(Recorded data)

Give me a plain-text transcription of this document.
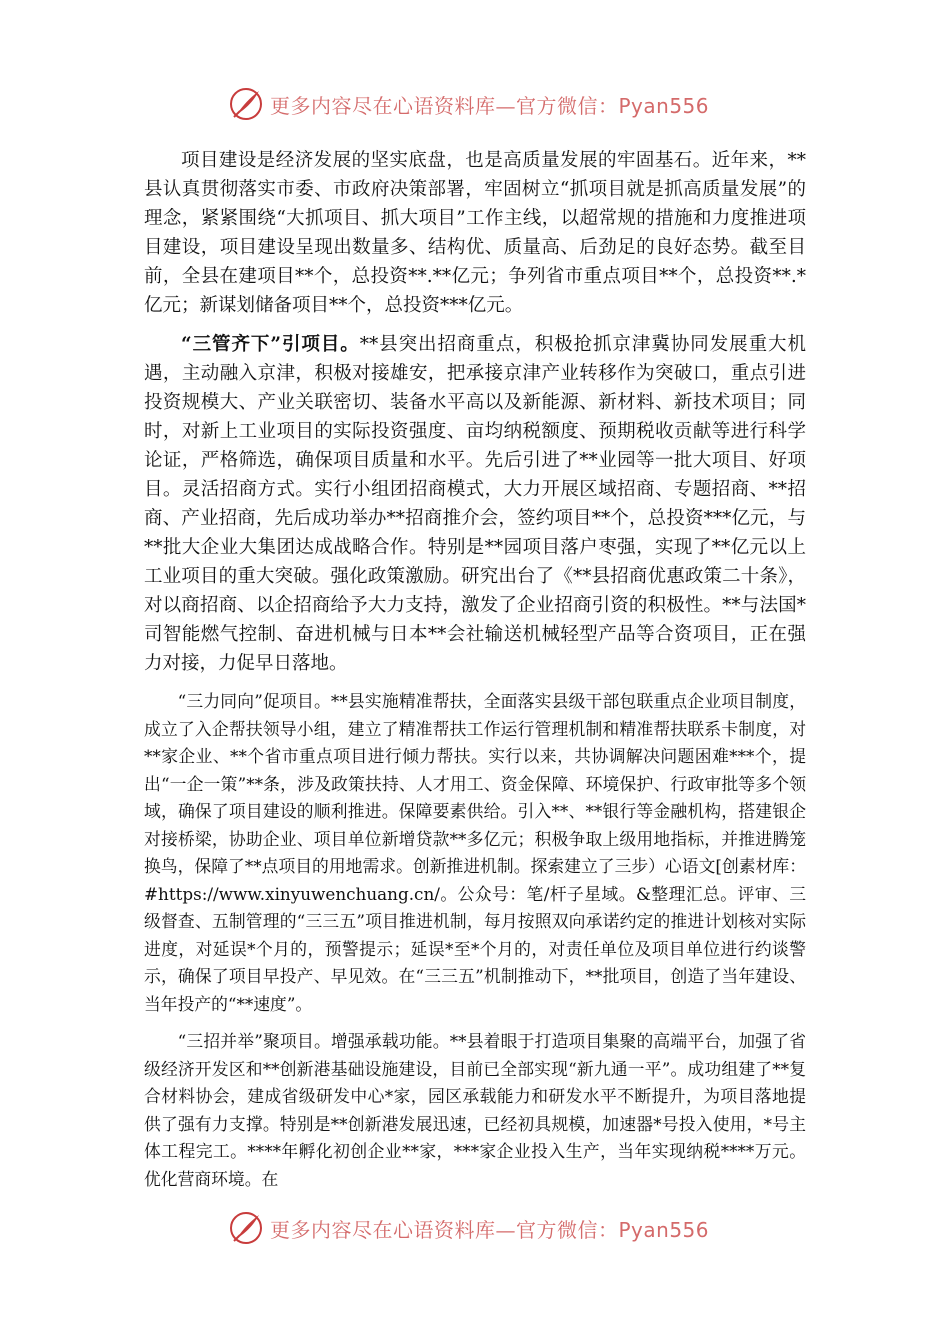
更多内容尽在心语资料库—官方微信：Pyan556

项目建设是经济发展的坚实底盘，也是高质量发展的牢固基石。近年来，**县认真贯彻落实市委、市政府决策部署，牢固树立“抓项目就是抓高质量发展”的理念，紧紧围绕“大抓项目、抓大项目”工作主线，以超常规的措施和力度推进项目建设，项目建设呈现出数量多、结构优、质量高、后劲足的良好态势。截至目前，全县在建项目**个，总投资**.**亿元；争列省市重点项目**个，总投资**.*亿元；新谋划储备项目**个，总投资***亿元。

“三管齐下”引项目。**县突出招商重点，积极抢抓京津冀协同发展重大机遇，主动融入京津，积极对接雄安，把承接京津产业转移作为突破口，重点引进投资规模大、产业关联密切、装备水平高以及新能源、新材料、新技术项目；同时，对新上工业项目的实际投资强度、亩均纳税额度、预期税收贡献等进行科学论证，严格筛选，确保项目质量和水平。先后引进了**业园等一批大项目、好项目。灵活招商方式。实行小组团招商模式，大力开展区域招商、专题招商、**招商、产业招商，先后成功举办**招商推介会，签约项目**个，总投资***亿元，与**批大企业大集团达成战略合作。特别是**园项目落户枣强，实现了**亿元以上工业项目的重大突破。强化政策激励。研究出台了《**县招商优惠政策二十条》，对以商招商、以企招商给予大力支持，激发了企业招商引资的积极性。**与法国*司智能燃气控制、奋进机械与日本**会社输送机械轻型产品等合资项目，正在强力对接，力促早日落地。

“三力同向”促项目。**县实施精准帮扶，全面落实县级干部包联重点企业项目制度，成立了入企帮扶领导小组，建立了精准帮扶工作运行管理机制和精准帮扶联系卡制度，对**家企业、**个省市重点项目进行倾力帮扶。实行以来，共协调解决问题困难***个，提出“一企一策”**条，涉及政策扶持、人才用工、资金保障、环境保护、行政审批等多个领域，确保了项目建设的顺利推进。保障要素供给。引入**、**银行等金融机构，搭建银企对接桥梁，协助企业、项目单位新增贷款**多亿元；积极争取上级用地指标，并推进腾笼换鸟，保障了**点项目的用地需求。创新推进机制。探索建立了三步）心语文[创素材库：#https://www.xinyuwenchuang.cn/。公众号：笔/杆子星域。&整理汇总。评审、三级督查、五制管理的“三三五”项目推进机制，每月按照双向承诺约定的推进计划核对实际进度，对延误*个月的，预警提示；延误*至*个月的，对责任单位及项目单位进行约谈警示，确保了项目早投产、早见效。在“三三五”机制推动下，**批项目，创造了当年建设、当年投产的“**速度”。

“三招并举”聚项目。增强承载功能。**县着眼于打造项目集聚的高端平台，加强了省级经济开发区和**创新港基础设施建设，目前已全部实现“新九通一平”。成功组建了**复合材料协会，建成省级研发中心*家，园区承载能力和研发水平不断提升，为项目落地提供了强有力支撑。特别是**创新港发展迅速，已经初具规模，加速器*号投入使用，*号主体工程完工。****年孵化初创企业**家，***家企业投入生产，当年实现纳税****万元。优化营商环境。在

更多内容尽在心语资料库—官方微信：Pyan556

### Exercise details
Quote all the lines above exactly as given. Do not include the pictures.

### Result for this exercise
Give me a plain-text transcription of this document.
更多内容尽在心语资料库—官方微信：Pyan556

项目建设是经济发展的坚实底盘，也是高质量发展的牢固基石。近年来，**县认真贯彻落实市委、市政府决策部署，牢固树立“抓项目就是抓高质量发展”的理念，紧紧围绕“大抓项目、抓大项目”工作主线，以超常规的措施和力度推进项目建设，项目建设呈现出数量多、结构优、质量高、后劲足的良好态势。截至目前，全县在建项目**个，总投资**.**亿元；争列省市重点项目**个，总投资**.*亿元；新谋划储备项目**个，总投资***亿元。

“三管齐下”引项目。**县突出招商重点，积极抢抓京津冀协同发展重大机遇，主动融入京津，积极对接雄安，把承接京津产业转移作为突破口，重点引进投资规模大、产业关联密切、装备水平高以及新能源、新材料、新技术项目；同时，对新上工业项目的实际投资强度、亩均纳税额度、预期税收贡献等进行科学论证，严格筛选，确保项目质量和水平。先后引进了**业园等一批大项目、好项目。灵活招商方式。实行小组团招商模式，大力开展区域招商、专题招商、**招商、产业招商，先后成功举办**招商推介会，签约项目**个，总投资***亿元，与**批大企业大集团达成战略合作。特别是**园项目落户枣强，实现了**亿元以上工业项目的重大突破。强化政策激励。研究出台了《**县招商优惠政策二十条》，对以商招商、以企招商给予大力支持，激发了企业招商引资的积极性。**与法国*司智能燃气控制、奋进机械与日本**会社输送机械轻型产品等合资项目，正在强力对接，力促早日落地。

“三力同向”促项目。**县实施精准帮扶，全面落实县级干部包联重点企业项目制度，成立了入企帮扶领导小组，建立了精准帮扶工作运行管理机制和精准帮扶联系卡制度，对**家企业、**个省市重点项目进行倾力帮扶。实行以来，共协调解决问题困难***个，提出“一企一策”**条，涉及政策扶持、人才用工、资金保障、环境保护、行政审批等多个领域，确保了项目建设的顺利推进。保障要素供给。引入**、**银行等金融机构，搭建银企对接桥梁，协助企业、项目单位新增贷款**多亿元；积极争取上级用地指标，并推进腾笼换鸟，保障了**点项目的用地需求。创新推进机制。探索建立了三步）心语文[创素材库：#https://www.xinyuwenchuang.cn/。公众号：笔/杆子星域。&整理汇总。评审、三级督查、五制管理的“三三五”项目推进机制，每月按照双向承诺约定的推进计划核对实际进度，对延误*个月的，预警提示；延误*至*个月的，对责任单位及项目单位进行约谈警示，确保了项目早投产、早见效。在“三三五”机制推动下，**批项目，创造了当年建设、当年投产的“**速度”。

“三招并举”聚项目。增强承载功能。**县着眼于打造项目集聚的高端平台，加强了省级经济开发区和**创新港基础设施建设，目前已全部实现“新九通一平”。成功组建了**复合材料协会，建成省级研发中心*家，园区承载能力和研发水平不断提升，为项目落地提供了强有力支撑。特别是**创新港发展迅速，已经初具规模，加速器*号投入使用，*号主体工程完工。****年孵化初创企业**家，***家企业投入生产，当年实现纳税****万元。优化营商环境。在

更多内容尽在心语资料库—官方微信：Pyan556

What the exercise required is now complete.